**Job:**
Identify the lines bearing the string "желісі" and gather them.

**Dataset excerpts:**
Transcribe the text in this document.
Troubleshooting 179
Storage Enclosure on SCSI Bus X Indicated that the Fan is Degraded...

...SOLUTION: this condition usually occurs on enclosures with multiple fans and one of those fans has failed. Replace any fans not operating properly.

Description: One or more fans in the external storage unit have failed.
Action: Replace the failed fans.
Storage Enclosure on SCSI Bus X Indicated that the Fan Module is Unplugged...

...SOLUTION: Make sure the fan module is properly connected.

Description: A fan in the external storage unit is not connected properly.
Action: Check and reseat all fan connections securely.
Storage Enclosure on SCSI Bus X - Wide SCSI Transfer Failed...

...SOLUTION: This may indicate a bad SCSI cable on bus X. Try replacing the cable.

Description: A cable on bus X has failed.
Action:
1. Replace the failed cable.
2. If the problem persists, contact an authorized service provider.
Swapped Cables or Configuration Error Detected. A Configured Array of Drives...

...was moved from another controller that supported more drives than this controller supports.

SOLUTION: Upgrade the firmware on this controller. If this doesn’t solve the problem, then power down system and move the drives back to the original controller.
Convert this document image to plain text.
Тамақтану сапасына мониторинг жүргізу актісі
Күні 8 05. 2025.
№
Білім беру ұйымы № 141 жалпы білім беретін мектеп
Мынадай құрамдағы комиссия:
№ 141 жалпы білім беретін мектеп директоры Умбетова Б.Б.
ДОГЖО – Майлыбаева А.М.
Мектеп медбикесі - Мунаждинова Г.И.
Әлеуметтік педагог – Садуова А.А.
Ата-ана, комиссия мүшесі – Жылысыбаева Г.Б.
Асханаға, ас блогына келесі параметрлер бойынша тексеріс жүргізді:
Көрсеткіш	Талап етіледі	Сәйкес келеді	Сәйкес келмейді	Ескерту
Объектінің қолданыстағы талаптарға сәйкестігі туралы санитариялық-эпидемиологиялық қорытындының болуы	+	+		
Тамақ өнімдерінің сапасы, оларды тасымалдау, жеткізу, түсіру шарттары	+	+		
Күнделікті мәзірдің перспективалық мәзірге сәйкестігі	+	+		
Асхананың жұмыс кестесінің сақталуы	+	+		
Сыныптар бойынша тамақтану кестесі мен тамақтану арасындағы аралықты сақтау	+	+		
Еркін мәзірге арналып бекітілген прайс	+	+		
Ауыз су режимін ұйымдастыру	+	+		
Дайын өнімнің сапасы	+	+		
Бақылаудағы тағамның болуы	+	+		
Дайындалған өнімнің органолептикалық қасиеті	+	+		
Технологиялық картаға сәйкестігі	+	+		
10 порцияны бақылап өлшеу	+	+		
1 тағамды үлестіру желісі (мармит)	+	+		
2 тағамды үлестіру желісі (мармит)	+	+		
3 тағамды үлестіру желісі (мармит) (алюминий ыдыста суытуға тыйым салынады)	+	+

**Task result:**
1 тағамды үлестіру желісі (мармит)	+	+		
2 тағамды үлестіру желісі (мармит)	+	+		
3 тағамды үлестіру желісі (мармит) (алюминий ыдыста суытуға тыйым салынады)	+	+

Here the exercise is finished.